> [SET PROBLEM]: Copy each line of the records that contains the word "Sector".

> [SOURCE RECORDS]:
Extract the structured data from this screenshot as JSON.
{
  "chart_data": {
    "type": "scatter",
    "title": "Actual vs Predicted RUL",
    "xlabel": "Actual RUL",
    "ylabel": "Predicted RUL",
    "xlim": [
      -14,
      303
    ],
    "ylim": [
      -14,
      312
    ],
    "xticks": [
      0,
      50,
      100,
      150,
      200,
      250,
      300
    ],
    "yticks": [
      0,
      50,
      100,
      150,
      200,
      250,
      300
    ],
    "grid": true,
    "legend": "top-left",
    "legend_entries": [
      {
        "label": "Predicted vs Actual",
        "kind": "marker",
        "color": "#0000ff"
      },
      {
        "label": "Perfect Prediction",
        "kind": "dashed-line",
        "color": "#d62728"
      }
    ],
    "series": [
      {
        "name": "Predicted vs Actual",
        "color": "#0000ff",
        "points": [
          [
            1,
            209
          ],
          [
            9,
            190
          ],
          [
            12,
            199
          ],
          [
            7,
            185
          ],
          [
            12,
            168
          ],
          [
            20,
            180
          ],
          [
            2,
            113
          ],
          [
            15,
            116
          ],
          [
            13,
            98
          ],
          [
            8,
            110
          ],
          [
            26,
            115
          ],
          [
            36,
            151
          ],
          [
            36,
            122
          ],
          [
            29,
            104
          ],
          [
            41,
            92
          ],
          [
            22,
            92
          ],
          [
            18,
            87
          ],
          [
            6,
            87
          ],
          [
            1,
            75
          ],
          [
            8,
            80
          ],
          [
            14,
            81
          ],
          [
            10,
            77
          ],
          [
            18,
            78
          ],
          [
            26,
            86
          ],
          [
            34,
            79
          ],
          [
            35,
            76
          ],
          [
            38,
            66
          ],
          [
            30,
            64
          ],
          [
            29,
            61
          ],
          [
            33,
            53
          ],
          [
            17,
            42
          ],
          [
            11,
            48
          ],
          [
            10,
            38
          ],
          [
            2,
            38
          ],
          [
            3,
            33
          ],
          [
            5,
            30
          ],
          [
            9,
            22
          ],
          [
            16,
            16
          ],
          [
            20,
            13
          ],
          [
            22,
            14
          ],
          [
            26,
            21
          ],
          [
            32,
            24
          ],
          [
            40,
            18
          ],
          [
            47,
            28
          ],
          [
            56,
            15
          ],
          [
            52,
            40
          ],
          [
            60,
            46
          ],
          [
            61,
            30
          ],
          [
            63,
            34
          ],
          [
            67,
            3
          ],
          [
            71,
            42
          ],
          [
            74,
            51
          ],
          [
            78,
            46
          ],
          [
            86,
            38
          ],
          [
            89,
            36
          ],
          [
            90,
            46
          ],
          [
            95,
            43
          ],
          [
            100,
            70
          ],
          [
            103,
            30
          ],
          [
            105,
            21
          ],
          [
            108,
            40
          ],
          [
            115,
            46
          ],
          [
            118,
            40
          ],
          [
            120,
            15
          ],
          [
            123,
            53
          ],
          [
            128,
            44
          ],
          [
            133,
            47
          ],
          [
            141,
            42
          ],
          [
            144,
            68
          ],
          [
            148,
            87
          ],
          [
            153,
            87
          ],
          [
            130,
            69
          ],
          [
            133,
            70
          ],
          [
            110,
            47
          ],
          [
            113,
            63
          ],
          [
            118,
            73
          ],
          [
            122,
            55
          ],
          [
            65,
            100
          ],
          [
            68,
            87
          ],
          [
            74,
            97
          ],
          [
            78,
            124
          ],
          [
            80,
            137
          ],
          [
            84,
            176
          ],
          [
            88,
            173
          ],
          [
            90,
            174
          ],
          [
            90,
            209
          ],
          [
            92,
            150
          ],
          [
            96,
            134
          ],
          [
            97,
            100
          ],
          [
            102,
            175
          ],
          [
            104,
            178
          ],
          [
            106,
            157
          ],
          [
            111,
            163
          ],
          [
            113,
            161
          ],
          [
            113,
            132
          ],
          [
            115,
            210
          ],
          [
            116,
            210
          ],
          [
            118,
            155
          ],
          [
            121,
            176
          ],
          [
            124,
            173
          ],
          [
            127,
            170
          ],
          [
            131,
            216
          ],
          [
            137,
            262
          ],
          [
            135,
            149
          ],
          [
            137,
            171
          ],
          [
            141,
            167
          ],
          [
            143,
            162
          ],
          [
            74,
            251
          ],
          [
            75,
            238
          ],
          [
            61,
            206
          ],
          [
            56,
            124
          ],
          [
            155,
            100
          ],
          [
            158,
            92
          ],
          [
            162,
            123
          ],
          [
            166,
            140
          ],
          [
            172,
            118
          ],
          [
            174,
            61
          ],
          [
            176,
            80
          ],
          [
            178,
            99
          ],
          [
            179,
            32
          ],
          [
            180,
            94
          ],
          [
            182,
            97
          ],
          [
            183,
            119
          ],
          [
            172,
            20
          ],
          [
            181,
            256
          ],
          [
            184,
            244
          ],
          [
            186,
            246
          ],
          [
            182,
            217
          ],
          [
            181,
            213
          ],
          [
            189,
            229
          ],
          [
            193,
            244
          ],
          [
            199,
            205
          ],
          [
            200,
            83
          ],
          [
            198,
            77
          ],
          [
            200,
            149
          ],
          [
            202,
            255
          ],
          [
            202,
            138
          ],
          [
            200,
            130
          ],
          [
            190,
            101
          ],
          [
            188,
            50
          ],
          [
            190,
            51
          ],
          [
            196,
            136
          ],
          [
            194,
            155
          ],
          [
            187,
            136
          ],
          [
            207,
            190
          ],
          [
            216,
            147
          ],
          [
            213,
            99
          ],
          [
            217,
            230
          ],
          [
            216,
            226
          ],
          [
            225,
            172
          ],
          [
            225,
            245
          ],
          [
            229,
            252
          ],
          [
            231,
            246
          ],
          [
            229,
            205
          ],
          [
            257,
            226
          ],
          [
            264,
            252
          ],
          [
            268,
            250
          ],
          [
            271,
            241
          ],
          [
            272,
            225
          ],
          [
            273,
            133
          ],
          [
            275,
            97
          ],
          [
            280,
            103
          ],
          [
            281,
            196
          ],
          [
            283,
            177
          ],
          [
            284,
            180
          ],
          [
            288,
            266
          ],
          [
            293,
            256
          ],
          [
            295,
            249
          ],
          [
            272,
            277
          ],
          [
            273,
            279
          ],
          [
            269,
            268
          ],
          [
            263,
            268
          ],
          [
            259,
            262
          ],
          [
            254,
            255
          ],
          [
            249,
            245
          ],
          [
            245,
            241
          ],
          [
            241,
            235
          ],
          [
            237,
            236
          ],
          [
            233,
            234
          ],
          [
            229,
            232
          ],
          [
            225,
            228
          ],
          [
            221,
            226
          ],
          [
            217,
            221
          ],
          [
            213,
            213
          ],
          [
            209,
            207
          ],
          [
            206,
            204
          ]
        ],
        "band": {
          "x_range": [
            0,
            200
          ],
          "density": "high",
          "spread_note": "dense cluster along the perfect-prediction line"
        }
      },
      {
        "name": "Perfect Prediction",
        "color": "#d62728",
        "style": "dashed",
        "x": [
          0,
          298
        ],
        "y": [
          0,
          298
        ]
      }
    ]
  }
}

--

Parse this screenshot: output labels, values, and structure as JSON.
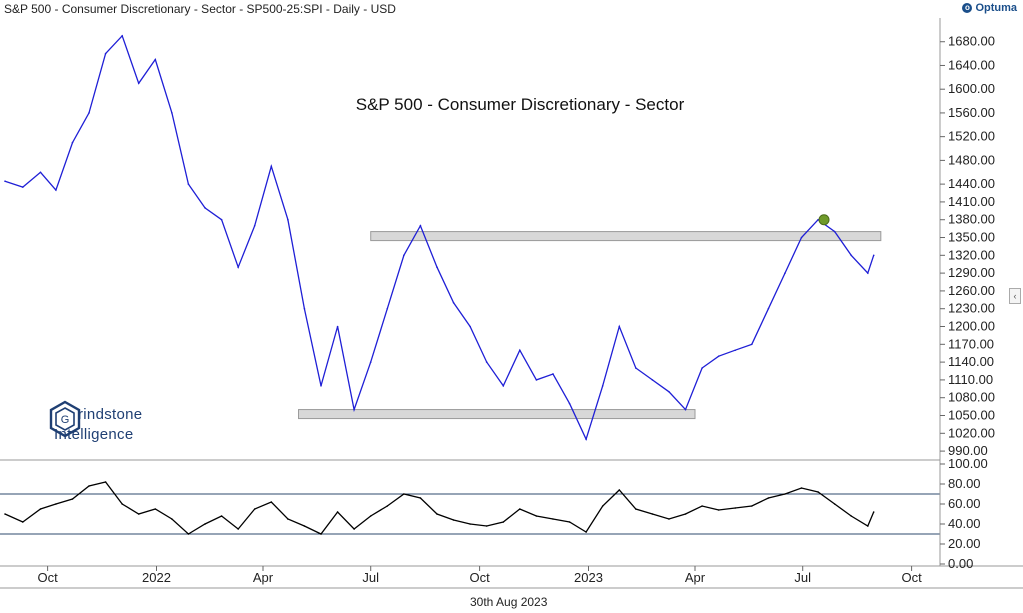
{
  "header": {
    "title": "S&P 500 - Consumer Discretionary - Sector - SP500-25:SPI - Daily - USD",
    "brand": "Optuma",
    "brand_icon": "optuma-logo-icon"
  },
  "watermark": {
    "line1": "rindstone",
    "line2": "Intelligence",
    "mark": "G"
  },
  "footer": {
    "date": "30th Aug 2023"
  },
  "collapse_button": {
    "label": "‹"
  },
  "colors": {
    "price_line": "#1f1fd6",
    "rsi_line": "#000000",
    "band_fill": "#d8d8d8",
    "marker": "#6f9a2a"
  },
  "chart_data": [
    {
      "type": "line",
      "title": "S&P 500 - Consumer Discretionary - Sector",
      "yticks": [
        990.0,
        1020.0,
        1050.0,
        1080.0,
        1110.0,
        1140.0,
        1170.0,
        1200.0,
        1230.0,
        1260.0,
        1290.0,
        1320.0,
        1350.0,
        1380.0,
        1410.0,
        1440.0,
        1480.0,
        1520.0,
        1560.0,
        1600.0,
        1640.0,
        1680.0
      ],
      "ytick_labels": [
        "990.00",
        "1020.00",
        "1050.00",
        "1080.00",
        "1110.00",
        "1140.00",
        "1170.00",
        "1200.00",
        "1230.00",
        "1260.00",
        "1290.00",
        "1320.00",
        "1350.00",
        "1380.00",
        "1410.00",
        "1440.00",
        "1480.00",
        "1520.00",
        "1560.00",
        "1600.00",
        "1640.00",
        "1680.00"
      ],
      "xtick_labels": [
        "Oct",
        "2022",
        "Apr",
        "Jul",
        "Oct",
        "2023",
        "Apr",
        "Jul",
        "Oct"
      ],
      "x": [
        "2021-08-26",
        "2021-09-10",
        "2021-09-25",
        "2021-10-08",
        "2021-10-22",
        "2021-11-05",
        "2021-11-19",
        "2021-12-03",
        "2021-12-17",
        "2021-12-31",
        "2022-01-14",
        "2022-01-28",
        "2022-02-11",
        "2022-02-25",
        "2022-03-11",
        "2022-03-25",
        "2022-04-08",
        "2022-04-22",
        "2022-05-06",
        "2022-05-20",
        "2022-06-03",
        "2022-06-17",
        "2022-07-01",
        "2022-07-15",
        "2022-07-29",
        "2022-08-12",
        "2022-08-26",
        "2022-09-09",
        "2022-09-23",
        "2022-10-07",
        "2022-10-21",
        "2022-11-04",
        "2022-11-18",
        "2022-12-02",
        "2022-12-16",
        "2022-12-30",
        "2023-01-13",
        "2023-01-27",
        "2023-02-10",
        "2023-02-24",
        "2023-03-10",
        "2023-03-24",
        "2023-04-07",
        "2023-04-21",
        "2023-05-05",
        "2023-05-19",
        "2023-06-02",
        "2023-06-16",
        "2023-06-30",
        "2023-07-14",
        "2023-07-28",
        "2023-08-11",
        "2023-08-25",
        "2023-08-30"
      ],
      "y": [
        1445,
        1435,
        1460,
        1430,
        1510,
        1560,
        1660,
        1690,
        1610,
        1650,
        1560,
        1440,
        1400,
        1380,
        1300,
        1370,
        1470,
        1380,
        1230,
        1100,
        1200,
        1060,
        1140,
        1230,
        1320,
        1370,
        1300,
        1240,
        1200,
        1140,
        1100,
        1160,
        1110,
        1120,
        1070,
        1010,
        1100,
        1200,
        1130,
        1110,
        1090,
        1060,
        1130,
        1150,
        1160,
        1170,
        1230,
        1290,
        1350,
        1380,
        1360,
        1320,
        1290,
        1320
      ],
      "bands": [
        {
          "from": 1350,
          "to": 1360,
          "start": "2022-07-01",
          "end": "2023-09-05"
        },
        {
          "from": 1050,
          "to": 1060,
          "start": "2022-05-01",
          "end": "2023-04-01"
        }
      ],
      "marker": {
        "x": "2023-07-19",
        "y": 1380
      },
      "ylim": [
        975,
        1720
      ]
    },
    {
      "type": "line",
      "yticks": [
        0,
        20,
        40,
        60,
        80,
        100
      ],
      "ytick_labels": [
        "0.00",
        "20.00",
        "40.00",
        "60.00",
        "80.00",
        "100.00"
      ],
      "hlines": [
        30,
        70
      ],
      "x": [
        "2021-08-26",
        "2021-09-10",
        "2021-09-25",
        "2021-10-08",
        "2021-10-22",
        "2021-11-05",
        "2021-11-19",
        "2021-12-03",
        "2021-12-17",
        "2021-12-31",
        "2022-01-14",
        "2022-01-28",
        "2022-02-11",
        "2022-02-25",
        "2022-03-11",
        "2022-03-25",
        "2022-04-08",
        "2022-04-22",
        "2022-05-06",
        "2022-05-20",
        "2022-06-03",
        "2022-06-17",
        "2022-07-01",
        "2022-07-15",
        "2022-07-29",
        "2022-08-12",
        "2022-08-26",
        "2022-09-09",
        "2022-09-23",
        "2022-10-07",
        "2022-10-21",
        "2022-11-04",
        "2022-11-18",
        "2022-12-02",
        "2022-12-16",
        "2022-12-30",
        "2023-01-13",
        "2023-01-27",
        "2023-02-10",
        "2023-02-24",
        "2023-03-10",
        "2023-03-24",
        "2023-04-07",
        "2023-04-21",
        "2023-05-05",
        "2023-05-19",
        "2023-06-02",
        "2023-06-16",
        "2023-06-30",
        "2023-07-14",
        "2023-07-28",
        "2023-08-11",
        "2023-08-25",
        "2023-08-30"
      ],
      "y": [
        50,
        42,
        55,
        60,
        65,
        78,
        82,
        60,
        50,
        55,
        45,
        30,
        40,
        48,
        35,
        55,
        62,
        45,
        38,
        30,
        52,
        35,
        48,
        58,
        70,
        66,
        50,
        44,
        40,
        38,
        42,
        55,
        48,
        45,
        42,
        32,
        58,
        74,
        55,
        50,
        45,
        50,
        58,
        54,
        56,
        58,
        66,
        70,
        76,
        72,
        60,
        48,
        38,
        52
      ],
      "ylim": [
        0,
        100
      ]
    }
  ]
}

> [FINISHED ANSWER]:
    "title": "S&P 500 - Consumer Discretionary - Sector - SP500-25:SPI - Daily - USD",
      "title": "S&P 500 - Consumer Discretionary - Sector",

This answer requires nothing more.